**Work instructions:** All of the listing below must be repeated word for word. Pictures are the only thing to omit.

⟨

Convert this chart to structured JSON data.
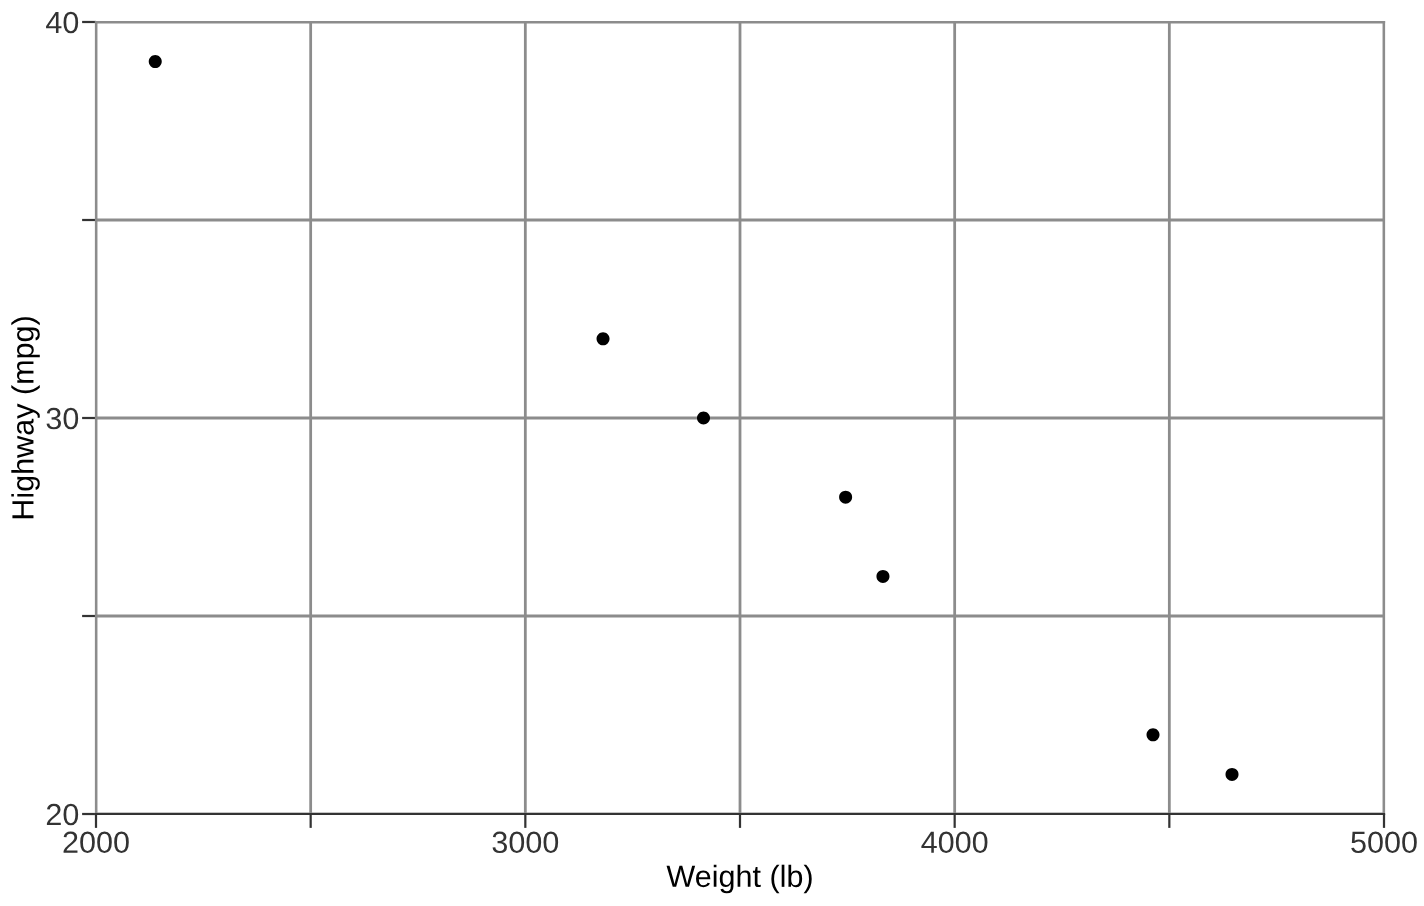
{
  "chart_data": {
    "type": "scatter",
    "xlabel": "Weight (lb)",
    "ylabel": "Highway (mpg)",
    "x": [
      2138,
      3181,
      3415,
      3746,
      3833,
      4462,
      4646
    ],
    "values": [
      39,
      32,
      30,
      28,
      26,
      22,
      21
    ],
    "color": "#000000",
    "marker": "circle",
    "xlim": [
      2000,
      5000
    ],
    "ylim": [
      20,
      40
    ],
    "xticks": [
      2000,
      {
        "value": 2500,
        "label": null
      },
      3000,
      {
        "value": 3500,
        "label": null
      },
      4000,
      {
        "value": 4500,
        "label": null
      },
      5000
    ],
    "yticks": [
      20,
      {
        "value": 25,
        "label": null
      },
      30,
      {
        "value": 35,
        "label": null
      },
      40
    ],
    "grid": true
  }
}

⟩

**Written reply:**
Convert this chart to structured JSON data.
{
  "chart_data": {
    "type": "scatter",
    "xlabel": "Weight (lb)",
    "ylabel": "Highway (mpg)",
    "x": [
      2138,
      3181,
      3415,
      3746,
      3833,
      4462,
      4646
    ],
    "values": [
      39,
      32,
      30,
      28,
      26,
      22,
      21
    ],
    "color": "#000000",
    "marker": "circle",
    "xlim": [
      2000,
      5000
    ],
    "ylim": [
      20,
      40
    ],
    "xticks": [
      2000,
      {
        "value": 2500,
        "label": null
      },
      3000,
      {
        "value": 3500,
        "label": null
      },
      4000,
      {
        "value": 4500,
        "label": null
      },
      5000
    ],
    "yticks": [
      20,
      {
        "value": 25,
        "label": null
      },
      30,
      {
        "value": 35,
        "label": null
      },
      40
    ],
    "grid": true
  }
}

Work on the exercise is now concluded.